Mahkamah Konstitusi (MK) menerima kunjungan para siswa SMAN 1 Padang pada Rabu (25/2) siang di aula gedung MK. “Kunjungan kami ke MK sebagai proses belajar serta untuk mengenal MK lebih dekat,” ujar Parindangan Nasution, guru sejarah dari SMAN 1 Padang yang bertindak sebagai pimpinan rombongan.
Kedatangan para siswa tersebut diterima oleh Peneliti MK Fajar Laksono yang menjelaskan perbedaan antara Mahkamah Konstitusi (MK) dengan Mahkamah Agung (MA). “Di satu sisi ada Mahkamah Konstitusi, di sisi lain ada Mahkamah Agung. Dua lembaga ini sifatnya sejajar, tidak ada yang lebih tinggi dan tidak ada yang lebih rendah,” jelas Fajar.
Dikatakan Fajar, peran MK dan MA sama-sama diatur dalam Pasal 24 UUD 1945 mengenai kekuasaan kehakiman. MK dan MA memiliki kewenangan yang berbeda. MK merupakan lembaga pengawal demokrasi dan konstitusi. MK memiliki kewenangan melakukan uji materi UU terhadap UUD 1945.

**CUPLIKAN KUMPULAN DATA:**

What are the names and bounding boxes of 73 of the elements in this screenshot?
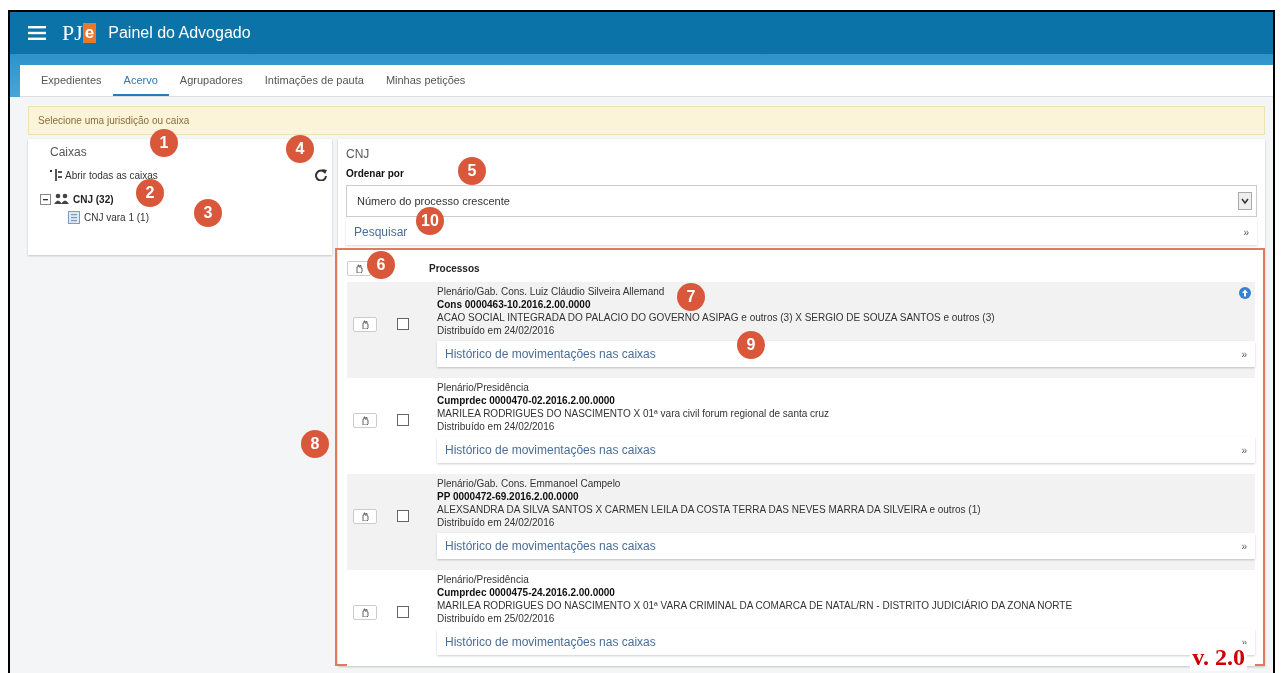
tab[interactable]: Expedientes	[30, 65, 113, 96]
history-toggle[interactable]: Histórico de movimentações nas caixas	[445, 443, 656, 457]
select-all-button[interactable]	[347, 260, 371, 276]
checkbox[interactable]	[397, 318, 409, 330]
hand-icon	[361, 607, 369, 617]
column-header: Processos	[429, 262, 480, 274]
menu-icon	[28, 26, 46, 40]
tree-item[interactable]: CNJ vara 1 (1)	[84, 212, 149, 223]
collapse-icon[interactable]	[40, 193, 51, 205]
callout-marker: 4	[286, 135, 314, 163]
organ-label: Plenário/Gab. Cons. Luiz Cláudio Silveira Allemand	[437, 285, 665, 298]
process-number[interactable]: Cumprdec 0000475-24.2016.2.00.0000	[437, 587, 615, 598]
date-text: Distribuído em 25/02/2016	[437, 612, 555, 625]
history-toggle[interactable]: Histórico de movimentações nas caixas	[445, 347, 656, 361]
date-text: Distribuído em 24/02/2016	[437, 516, 555, 529]
date-text: Distribuído em 24/02/2016	[437, 420, 555, 433]
select-button[interactable]	[353, 604, 377, 620]
date-text: Distribuído em 24/02/2016	[437, 324, 555, 337]
tab[interactable]: Minhas petições	[374, 65, 477, 96]
search-toggle[interactable]: Pesquisar	[354, 225, 408, 239]
process-number[interactable]: Cons 0000463-10.2016.2.00.0000	[437, 299, 591, 310]
callout-marker: 10	[416, 207, 444, 235]
parties-text: ACAO SOCIAL INTEGRADA DO PALACIO DO GOVERNO ASIPAG e outros (3) X SERGIO DE SOUZA SANTOS e outros (3)	[437, 311, 995, 324]
people-icon	[54, 193, 70, 205]
checkbox[interactable]	[397, 510, 409, 522]
callout-marker: 5	[458, 157, 486, 185]
hand-icon	[361, 415, 369, 425]
panel-title: CNJ	[346, 147, 371, 161]
select-button[interactable]	[353, 508, 377, 524]
process-number[interactable]: PP 0000472-69.2016.2.00.0000	[437, 491, 579, 502]
organ-label: Plenário/Presidência	[437, 381, 529, 394]
select-button[interactable]	[353, 412, 377, 428]
callout-marker: 3	[194, 199, 222, 227]
callout-marker: 9	[737, 331, 765, 359]
chevron-icon[interactable]: »	[1241, 540, 1247, 552]
select-button[interactable]	[353, 316, 377, 332]
alert-message: Selecione uma jurisdição ou caixa	[28, 106, 1265, 135]
refresh-icon	[315, 169, 327, 181]
checkbox[interactable]	[397, 606, 409, 618]
chevron-icon[interactable]: »	[1241, 348, 1247, 360]
tab[interactable]: Acervo	[112, 65, 169, 96]
field-label: Ordenar por	[346, 168, 404, 179]
dropdown-caret-icon	[1238, 192, 1252, 210]
document-icon	[68, 211, 80, 224]
tree-item[interactable]: CNJ (32)	[73, 193, 114, 205]
history-toggle[interactable]: Histórico de movimentações nas caixas	[445, 635, 656, 649]
tree-expand-icon	[50, 169, 62, 181]
parties-text: MARILEA RODRIGUES DO NASCIMENTO X 01ª vara civil forum regional de santa cruz	[437, 407, 829, 420]
organ-label: Plenário/Presidência	[437, 573, 529, 586]
page-title: Painel do Advogado	[108, 24, 251, 42]
chevron-icon[interactable]: »	[1241, 444, 1247, 456]
process-number[interactable]: Cumprdec 0000470-02.2016.2.00.0000	[437, 395, 615, 406]
logo: PJe	[62, 20, 97, 46]
refresh-button[interactable]	[315, 169, 327, 181]
parties-text: ALEXSANDRA DA SILVA SANTOS X CARMEN LEILA DA COSTA TERRA DAS NEVES MARRA DA SILVEIRA e outros (1)	[437, 503, 981, 516]
checkbox[interactable]	[397, 414, 409, 426]
panel-title: Caixas	[50, 145, 87, 159]
hand-icon	[361, 511, 369, 521]
callout-marker: 2	[136, 179, 164, 207]
tab[interactable]: Agrupadores	[168, 65, 254, 96]
chevron-icon[interactable]: »	[1243, 226, 1249, 238]
callout-marker: 6	[367, 251, 395, 279]
history-toggle[interactable]: Histórico de movimentações nas caixas	[445, 539, 656, 553]
tab[interactable]: Intimações de pauta	[253, 65, 375, 96]
organ-label: Plenário/Gab. Cons. Emmanoel Campelo	[437, 477, 621, 490]
open-all-link[interactable]: Abrir todas as caixas	[50, 169, 158, 181]
hand-icon	[361, 319, 369, 329]
callout-marker: 1	[150, 129, 178, 157]
hand-icon	[355, 263, 363, 273]
callout-marker: 7	[677, 283, 705, 311]
callout-marker: 8	[301, 430, 329, 458]
parties-text: MARILEA RODRIGUES DO NASCIMENTO X 01ª VARA CRIMINAL DA COMARCA DE NATAL/RN - DISTRITO JUDICIÁRIO DA ZONA NORTE	[437, 599, 1073, 612]
version-label: v. 2.0	[1190, 644, 1247, 671]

**INSTRUKSI TUGAS A:** Tuliskan kembali tanpa perubahan seluruh bagian teks tentang kunjungan siswa SMAN 1 Padang ke MK, dimulai dari "Mahkamah Konstitusi (MK) menerima" hingga "sebagai pimpinan rombongan.".
**INSTRUKSI TUGAS B:** Teruskan teks tentang kunjungan siswa SMAN 1 Padang ke MK, dimulai sesudah kalimat terakhirnya.

**JAWABAN YANG DIHARAPKAN A:**
Mahkamah Konstitusi (MK) menerima kunjungan para siswa SMAN 1 Padang pada Rabu (25/2) siang di aula gedung MK. “Kunjungan kami ke MK sebagai proses belajar serta untuk mengenal MK lebih dekat,” ujar Parindangan Nasution, guru sejarah dari SMAN 1 Padang yang bertindak sebagai pimpinan rombongan.

**JAWABAN YANG DIHARAPKAN B:**
Kewenangan lain MK, memutus sengketa kewenangan lembaga negara yang kewenangannya diberikan oleh UUD 1945. Selain itu, MK memiliki kewenangan memutus pembubaran partai politik dan memutus perselisihan hasil pemilihan umum. Kemudian yang menjadi kewajiban MK, memberikan putusan atas pendapat DPR bahwa Presiden dan/atau Wakil Presiden diduga melakukan pengkhianatan terhadap negara, korupsi, penyuapan, maupun tindak pidana lainnya.
Sedangkan MA mengadili sengketa hukum antara subyek hukum dengan subyek hukum lainnya, personal dengan personal, antara badan hukum yang satu dengan badan hukum lainnya. MA melalui pengadilan umum, pengadilan negeri, pengadilan tinggi, pengadilan tata usaha negara, pengadilan agama, pengadilan militer.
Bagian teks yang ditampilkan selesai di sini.